■ Exercise goal: Write out the data again exactly, skipping every picture.

■ Given records:
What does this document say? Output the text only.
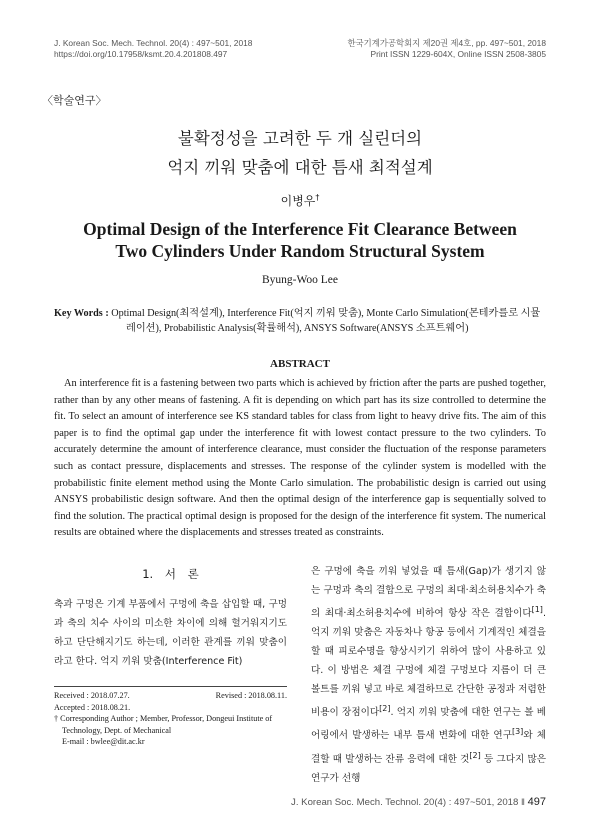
J. Korean Soc. Mech. Technol. 20(4) : 497~501, 2018
https://doi.org/10.17958/ksmt.20.4.201808.497
한국기계가공학회지 제20권 제4호, pp. 497~501, 2018
Print ISSN 1229-604X, Online ISSN 2508-3805
〈학술연구〉
불확정성을 고려한 두 개 실린더의
억지 끼워 맞춤에 대한 틈새 최적설계
이병우†
Optimal Design of the Interference Fit Clearance Between
Two Cylinders Under Random Structural System
Byung-Woo Lee
Key Words : Optimal Design(최적설계), Interference Fit(억지 끼워 맞춤), Monte Carlo Simulation(몬테카를로 시뮬레이션), Probabilistic Analysis(확률해석), ANSYS Software(ANSYS 소프트웨어)
ABSTRACT
An interference fit is a fastening between two parts which is achieved by friction after the parts are pushed together, rather than by any other means of fastening. A fit is depending on which part has its size controlled to determine the fit. To select an amount of interference see KS standard tables for class from light to heavy drive fits. The aim of this paper is to find the optimal gap under the interference fit with lowest contact pressure to the two cylinders. To accurately determine the amount of interference clearance, must consider the fluctuation of the response parameters such as contact pressure, displacements and stresses. The response of the cylinder system is modelled with the probabilistic finite element method using the Monte Carlo simulation. The probabilistic design is carried out using ANSYS probabilistic design software. And then the optimal design of the interference gap is sequentially solved to find the solution. The practical optimal design is proposed for the design of the interference fit system. The numerical results are obtained where the displacements and stresses treated as constraints.
1. 서 론
축과 구멍은 기계 부품에서 구멍에 축을 삽입할 때, 구멍과 축의 치수 사이의 미소한 차이에 의해 헐거워지기도 하고 단단해지기도 하는데, 이러한 관계를 끼워 맞춤이라고 한다. 억지 끼워 맞춤(Interference Fit)
은 구멍에 축을 끼워 넣었을 때 틈새(Gap)가 생기지 않는 구멍과 축의 결합으로 구멍의 최대·최소허용치수가 축의 최대·최소허용치수에 비하여 항상 작은 결합이다[1]. 억지 끼워 맞춤은 자동차나 항공 등에서 기계적인 체결을 할 때 피로수명을 향상시키기 위하여 많이 사용하고 있다. 이 방법은 체결 구멍에 체결 구멍보다 지름이 더 큰 볼트를 끼워 넣고 바로 체결하므로 간단한 공정과 저렴한 비용이 장점이다[2]. 억지 끼워 맞춤에 대한 연구는 볼 베어링에서 발생하는 내부 틈새 변화에 대한 연구[3]와 체결할 때 발생하는 잔류 응력에 대한 것[2] 등 그다지 많은 연구가 선행
Received : 2018.07.27.	Revised : 2018.08.11.
Accepted : 2018.08.21.
† Corresponding Author ; Member, Professor, Dongeui Institute of
Technology, Dept. of Mechanical
E-mail : bwlee@dit.ac.kr
J. Korean Soc. Mech. Technol. 20(4) : 497~501, 2018 ‖ 497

■ Answer:
What does this document say? Output the text only.
J. Korean Soc. Mech. Technol. 20(4) : 497~501, 2018
https://doi.org/10.17958/ksmt.20.4.201808.497
한국기계가공학회지 제20권 제4호, pp. 497~501, 2018
Print ISSN 1229-604X, Online ISSN 2508-3805
〈학술연구〉
불확정성을 고려한 두 개 실린더의
억지 끼워 맞춤에 대한 틈새 최적설계
이병우†
Optimal Design of the Interference Fit Clearance Between
Two Cylinders Under Random Structural System
Byung-Woo Lee
Key Words : Optimal Design(최적설계), Interference Fit(억지 끼워 맞춤), Monte Carlo Simulation(몬테카를로 시뮬레이션), Probabilistic Analysis(확률해석), ANSYS Software(ANSYS 소프트웨어)
ABSTRACT
An interference fit is a fastening between two parts which is achieved by friction after the parts are pushed together, rather than by any other means of fastening. A fit is depending on which part has its size controlled to determine the fit. To select an amount of interference see KS standard tables for class from light to heavy drive fits. The aim of this paper is to find the optimal gap under the interference fit with lowest contact pressure to the two cylinders. To accurately determine the amount of interference clearance, must consider the fluctuation of the response parameters such as contact pressure, displacements and stresses. The response of the cylinder system is modelled with the probabilistic finite element method using the Monte Carlo simulation. The probabilistic design is carried out using ANSYS probabilistic design software. And then the optimal design of the interference gap is sequentially solved to find the solution. The practical optimal design is proposed for the design of the interference fit system. The numerical results are obtained where the displacements and stresses treated as constraints.
1. 서 론
축과 구멍은 기계 부품에서 구멍에 축을 삽입할 때, 구멍과 축의 치수 사이의 미소한 차이에 의해 헐거워지기도 하고 단단해지기도 하는데, 이러한 관계를 끼워 맞춤이라고 한다. 억지 끼워 맞춤(Interference Fit)
은 구멍에 축을 끼워 넣었을 때 틈새(Gap)가 생기지 않는 구멍과 축의 결합으로 구멍의 최대·최소허용치수가 축의 최대·최소허용치수에 비하여 항상 작은 결합이다[1]. 억지 끼워 맞춤은 자동차나 항공 등에서 기계적인 체결을 할 때 피로수명을 향상시키기 위하여 많이 사용하고 있다. 이 방법은 체결 구멍에 체결 구멍보다 지름이 더 큰 볼트를 끼워 넣고 바로 체결하므로 간단한 공정과 저렴한 비용이 장점이다[2]. 억지 끼워 맞춤에 대한 연구는 볼 베어링에서 발생하는 내부 틈새 변화에 대한 연구[3]와 체결할 때 발생하는 잔류 응력에 대한 것[2] 등 그다지 많은 연구가 선행
Received : 2018.07.27.	Revised : 2018.08.11.
Accepted : 2018.08.21.
† Corresponding Author ; Member, Professor, Dongeui Institute of
Technology, Dept. of Mechanical
E-mail : bwlee@dit.ac.kr
J. Korean Soc. Mech. Technol. 20(4) : 497~501, 2018 ‖ 497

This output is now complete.